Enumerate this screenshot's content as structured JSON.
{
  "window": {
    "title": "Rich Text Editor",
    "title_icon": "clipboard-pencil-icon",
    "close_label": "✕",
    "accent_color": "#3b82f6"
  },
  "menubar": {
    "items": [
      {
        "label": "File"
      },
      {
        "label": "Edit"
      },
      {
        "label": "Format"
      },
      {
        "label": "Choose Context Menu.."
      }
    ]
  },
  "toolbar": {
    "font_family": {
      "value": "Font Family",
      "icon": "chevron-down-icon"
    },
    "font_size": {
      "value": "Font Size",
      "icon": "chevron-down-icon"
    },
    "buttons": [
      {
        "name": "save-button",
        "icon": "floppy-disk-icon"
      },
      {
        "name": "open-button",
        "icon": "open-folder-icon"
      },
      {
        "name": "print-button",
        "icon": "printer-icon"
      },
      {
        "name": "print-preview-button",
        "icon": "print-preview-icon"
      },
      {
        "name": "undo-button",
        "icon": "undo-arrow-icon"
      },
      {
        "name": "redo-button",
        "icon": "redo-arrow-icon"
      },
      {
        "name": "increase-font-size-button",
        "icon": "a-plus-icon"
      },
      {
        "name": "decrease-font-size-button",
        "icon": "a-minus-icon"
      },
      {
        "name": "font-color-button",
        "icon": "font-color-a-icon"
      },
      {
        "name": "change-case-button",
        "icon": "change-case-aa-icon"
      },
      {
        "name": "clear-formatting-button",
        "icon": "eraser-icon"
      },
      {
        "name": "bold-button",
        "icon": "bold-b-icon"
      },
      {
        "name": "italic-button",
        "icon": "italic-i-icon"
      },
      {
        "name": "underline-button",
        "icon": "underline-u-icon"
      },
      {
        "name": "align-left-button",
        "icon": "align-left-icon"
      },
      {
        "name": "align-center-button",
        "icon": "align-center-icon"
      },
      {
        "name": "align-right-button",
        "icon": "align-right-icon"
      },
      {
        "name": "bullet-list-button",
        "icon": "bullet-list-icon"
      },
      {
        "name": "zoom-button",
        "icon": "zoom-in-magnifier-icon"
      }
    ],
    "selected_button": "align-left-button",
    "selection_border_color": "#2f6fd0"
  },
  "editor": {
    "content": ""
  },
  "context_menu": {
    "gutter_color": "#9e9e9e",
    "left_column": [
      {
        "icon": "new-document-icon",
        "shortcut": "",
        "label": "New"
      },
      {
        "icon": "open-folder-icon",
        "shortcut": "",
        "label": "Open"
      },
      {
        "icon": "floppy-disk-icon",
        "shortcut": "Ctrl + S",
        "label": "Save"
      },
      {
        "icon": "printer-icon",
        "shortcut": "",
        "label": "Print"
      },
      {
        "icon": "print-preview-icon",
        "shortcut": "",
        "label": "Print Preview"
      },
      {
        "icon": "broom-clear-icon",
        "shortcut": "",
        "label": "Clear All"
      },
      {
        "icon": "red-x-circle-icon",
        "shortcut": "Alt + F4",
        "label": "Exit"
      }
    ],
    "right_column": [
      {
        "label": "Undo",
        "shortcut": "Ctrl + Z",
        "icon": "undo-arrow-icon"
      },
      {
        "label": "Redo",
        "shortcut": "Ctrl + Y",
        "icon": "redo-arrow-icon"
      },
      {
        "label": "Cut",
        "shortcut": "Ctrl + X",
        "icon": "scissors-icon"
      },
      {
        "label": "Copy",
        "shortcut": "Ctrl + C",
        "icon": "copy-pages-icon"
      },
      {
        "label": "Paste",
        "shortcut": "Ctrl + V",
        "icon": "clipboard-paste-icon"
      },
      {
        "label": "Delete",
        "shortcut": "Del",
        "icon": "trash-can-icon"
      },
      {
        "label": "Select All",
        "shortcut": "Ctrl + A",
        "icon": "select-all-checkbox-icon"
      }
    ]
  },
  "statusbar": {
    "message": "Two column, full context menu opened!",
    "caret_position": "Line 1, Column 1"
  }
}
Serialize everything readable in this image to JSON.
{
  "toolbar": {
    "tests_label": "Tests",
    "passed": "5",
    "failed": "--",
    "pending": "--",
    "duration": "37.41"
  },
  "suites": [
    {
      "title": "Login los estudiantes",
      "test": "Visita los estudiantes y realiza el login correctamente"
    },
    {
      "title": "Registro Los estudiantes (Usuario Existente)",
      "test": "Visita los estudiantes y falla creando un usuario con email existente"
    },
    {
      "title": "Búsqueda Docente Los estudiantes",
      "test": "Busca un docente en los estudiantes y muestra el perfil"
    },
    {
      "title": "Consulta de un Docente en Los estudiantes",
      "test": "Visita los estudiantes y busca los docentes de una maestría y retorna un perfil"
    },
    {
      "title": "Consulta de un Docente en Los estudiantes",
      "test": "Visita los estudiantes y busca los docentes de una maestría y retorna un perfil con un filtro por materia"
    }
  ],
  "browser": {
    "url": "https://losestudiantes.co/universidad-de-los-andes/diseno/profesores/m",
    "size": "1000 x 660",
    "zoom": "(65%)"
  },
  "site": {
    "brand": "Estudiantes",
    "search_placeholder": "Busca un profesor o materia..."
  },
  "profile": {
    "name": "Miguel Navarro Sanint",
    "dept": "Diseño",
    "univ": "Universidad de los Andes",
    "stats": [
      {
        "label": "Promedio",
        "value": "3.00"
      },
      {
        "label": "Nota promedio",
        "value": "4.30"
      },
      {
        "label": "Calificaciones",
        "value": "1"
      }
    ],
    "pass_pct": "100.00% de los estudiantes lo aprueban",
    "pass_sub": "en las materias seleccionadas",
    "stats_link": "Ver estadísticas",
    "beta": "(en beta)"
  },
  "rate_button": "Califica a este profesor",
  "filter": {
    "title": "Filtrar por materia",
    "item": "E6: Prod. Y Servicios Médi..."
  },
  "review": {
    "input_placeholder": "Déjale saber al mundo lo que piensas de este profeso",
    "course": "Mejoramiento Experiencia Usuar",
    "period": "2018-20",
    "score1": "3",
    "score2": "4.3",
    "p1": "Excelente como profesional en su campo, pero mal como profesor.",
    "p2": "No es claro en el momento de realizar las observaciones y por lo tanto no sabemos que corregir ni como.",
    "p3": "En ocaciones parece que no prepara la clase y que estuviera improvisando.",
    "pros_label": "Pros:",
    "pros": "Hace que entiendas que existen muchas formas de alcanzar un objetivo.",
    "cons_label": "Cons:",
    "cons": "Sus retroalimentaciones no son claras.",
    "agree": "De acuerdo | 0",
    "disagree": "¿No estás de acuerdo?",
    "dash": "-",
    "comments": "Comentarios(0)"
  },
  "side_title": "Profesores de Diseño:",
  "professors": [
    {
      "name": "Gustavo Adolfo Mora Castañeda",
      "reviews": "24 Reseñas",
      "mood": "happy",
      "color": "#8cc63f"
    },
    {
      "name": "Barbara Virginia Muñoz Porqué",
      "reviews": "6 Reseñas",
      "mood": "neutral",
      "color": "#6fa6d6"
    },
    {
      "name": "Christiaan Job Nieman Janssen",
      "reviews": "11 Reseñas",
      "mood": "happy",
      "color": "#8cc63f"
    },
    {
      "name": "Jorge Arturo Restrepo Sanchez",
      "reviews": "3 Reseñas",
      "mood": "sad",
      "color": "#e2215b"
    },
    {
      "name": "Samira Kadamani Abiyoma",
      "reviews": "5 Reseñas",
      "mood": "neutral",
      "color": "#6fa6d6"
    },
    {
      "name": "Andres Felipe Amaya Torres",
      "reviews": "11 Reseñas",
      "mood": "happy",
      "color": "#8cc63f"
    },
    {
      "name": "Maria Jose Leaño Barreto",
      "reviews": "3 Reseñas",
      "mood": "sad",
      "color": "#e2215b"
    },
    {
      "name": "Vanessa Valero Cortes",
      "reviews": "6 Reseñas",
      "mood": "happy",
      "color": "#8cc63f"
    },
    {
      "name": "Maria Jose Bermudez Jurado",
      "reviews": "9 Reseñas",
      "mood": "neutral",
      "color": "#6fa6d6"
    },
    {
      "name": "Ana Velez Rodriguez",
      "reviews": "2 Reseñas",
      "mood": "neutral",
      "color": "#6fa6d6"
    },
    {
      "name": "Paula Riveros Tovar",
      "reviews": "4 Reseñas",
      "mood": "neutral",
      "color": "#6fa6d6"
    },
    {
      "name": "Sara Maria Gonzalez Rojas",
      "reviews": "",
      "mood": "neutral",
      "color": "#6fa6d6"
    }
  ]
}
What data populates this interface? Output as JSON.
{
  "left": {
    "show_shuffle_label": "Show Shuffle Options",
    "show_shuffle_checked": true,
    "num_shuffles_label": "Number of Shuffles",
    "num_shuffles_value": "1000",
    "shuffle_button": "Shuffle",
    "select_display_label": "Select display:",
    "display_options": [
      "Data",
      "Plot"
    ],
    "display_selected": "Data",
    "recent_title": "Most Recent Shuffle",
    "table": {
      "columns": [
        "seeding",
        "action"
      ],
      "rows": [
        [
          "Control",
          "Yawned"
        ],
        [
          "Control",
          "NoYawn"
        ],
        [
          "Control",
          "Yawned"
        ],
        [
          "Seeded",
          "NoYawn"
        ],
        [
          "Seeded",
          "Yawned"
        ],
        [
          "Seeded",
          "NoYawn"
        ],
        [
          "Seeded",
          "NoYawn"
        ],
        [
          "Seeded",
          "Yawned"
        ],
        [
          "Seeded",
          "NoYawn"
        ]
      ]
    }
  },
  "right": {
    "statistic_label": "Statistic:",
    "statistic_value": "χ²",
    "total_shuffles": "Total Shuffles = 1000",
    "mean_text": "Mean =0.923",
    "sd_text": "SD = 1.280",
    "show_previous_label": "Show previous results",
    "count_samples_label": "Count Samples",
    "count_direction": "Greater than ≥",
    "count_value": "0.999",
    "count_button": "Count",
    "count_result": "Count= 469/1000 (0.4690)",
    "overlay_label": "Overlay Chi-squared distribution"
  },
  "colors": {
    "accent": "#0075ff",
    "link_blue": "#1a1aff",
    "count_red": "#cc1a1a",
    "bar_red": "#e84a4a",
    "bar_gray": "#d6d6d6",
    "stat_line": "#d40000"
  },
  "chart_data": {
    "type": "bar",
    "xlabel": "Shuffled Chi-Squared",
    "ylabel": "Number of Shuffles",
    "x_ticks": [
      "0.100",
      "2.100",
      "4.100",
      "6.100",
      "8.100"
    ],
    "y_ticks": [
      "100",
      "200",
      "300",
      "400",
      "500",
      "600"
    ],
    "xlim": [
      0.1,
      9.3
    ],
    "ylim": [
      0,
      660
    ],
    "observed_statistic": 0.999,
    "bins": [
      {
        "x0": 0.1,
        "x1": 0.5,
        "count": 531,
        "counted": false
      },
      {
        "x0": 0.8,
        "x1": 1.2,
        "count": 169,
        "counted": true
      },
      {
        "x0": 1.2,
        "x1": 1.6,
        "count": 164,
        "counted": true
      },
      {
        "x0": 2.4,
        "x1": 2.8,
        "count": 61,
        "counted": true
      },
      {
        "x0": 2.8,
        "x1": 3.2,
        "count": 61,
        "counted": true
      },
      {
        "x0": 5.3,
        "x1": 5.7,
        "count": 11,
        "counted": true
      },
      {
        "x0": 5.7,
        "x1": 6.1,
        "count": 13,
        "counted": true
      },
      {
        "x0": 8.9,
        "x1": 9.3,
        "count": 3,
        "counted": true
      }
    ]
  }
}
• • • •
*Goal of the exercise:*
All lines of the data above that include the word "docentes" must be shown.

*Written response:*
      "test": "Visita los estudiantes y busca los docentes de una maestría y retorna un perfil"
      "test": "Visita los estudiantes y busca los docentes de una maestría y retorna un perfil con un filtro por materia"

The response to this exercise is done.